** Text excerpt follows **

In the midst of this we expanded the staff by adding a 20 hr/week part-timer who is helping out quite wonderfully, but in the meantime it's two months without doing anything on the apartment so when mid-December finally arrives and work finally seems to have died down I get to really start focusing on that. And work does get quiet in December, but we have all the year-end/year-beginning stuff to work on over the holidays and a little this and a little that.

But one thing I realized in the midst of this was that I really did miss the blogging. Some people are really pressuring me to do the Facebook thing, which I'm just not interested in, but I emerged from this busiest-ever stretch in the job with a renewed desire to try and keep the blog going. And I'm still feeling a little guilty on that, because think of all the manuscripts I could have read with the time I've spent making December 2009 my record month for blog posts. But this is the part of the contemporary age when you're supposed to blog and social network and do that modern internetty stuff that I want to try and be doing. I am trying to keep some posts a little shorter, and I'm also trying to look harder for business-y blogging topics that won't get me in trouble. Maybe I should try and track the blog traffic, but why do I think that would just end up depressing me?

Who knows what the future will bring, but I'll be trying to keep up. And as I try and do more posts, maybe some reports on some of these things I was up to from August thru November will make their way in.

5 comments:

brycemoore said...

Glad to hear your recent posts will continue. I had missed them.

Myke said...

What kind of a jerk would pressure you to get on Facebook? Wow. Whoever that is must be a real piece of work.

Unknown said...

I understand your resistance to FaceBook. All this social media stuff seems so trendy for writers, but I keep asking the same question each time someone new pressures me to join the S.M. rat race: Why would I steal from the precious little writing time I have now just to tell everyone I'm eating breakfast, reading emails, going to the store ... ad nauseam?

However, please keep up with your blog. I really enjoy your insights into the industry and almost felt as if I were in NYC when reading your holiday posts.

** End of Text excerpt **

## What the exercise asks
In the blog post about returning to blogging, which month became the writer's record month for posts?

** Records provided follows **

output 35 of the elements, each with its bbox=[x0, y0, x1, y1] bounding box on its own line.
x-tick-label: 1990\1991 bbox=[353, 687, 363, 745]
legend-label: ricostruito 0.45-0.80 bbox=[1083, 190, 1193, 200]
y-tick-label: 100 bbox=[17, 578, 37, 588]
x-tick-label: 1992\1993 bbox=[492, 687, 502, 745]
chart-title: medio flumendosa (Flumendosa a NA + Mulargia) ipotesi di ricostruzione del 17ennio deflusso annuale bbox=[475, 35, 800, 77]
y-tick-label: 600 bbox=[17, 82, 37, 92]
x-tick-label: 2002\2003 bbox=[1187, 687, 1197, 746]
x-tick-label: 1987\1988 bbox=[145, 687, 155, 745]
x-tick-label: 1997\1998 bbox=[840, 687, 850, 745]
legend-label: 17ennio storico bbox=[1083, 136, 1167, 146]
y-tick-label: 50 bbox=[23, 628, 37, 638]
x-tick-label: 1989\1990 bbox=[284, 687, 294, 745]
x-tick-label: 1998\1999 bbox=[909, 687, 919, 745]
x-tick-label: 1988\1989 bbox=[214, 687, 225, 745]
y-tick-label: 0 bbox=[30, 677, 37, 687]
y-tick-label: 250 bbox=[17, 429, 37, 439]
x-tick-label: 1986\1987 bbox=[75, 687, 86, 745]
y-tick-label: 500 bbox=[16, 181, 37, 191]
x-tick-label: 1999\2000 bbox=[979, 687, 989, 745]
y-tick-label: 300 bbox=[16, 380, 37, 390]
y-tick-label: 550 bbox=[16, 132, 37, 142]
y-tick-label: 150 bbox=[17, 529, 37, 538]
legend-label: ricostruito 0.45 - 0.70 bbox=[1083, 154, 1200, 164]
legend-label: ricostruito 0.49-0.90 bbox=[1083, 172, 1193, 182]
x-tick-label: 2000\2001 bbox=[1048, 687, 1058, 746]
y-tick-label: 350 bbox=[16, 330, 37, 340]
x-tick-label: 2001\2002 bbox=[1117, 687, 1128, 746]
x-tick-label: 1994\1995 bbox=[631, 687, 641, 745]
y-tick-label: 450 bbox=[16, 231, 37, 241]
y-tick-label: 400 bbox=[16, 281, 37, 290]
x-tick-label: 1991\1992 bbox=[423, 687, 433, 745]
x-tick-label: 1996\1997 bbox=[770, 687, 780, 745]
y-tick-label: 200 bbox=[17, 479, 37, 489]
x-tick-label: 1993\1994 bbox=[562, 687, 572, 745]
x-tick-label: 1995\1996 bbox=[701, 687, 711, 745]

** End of Records provided **

## Written response
December 2009.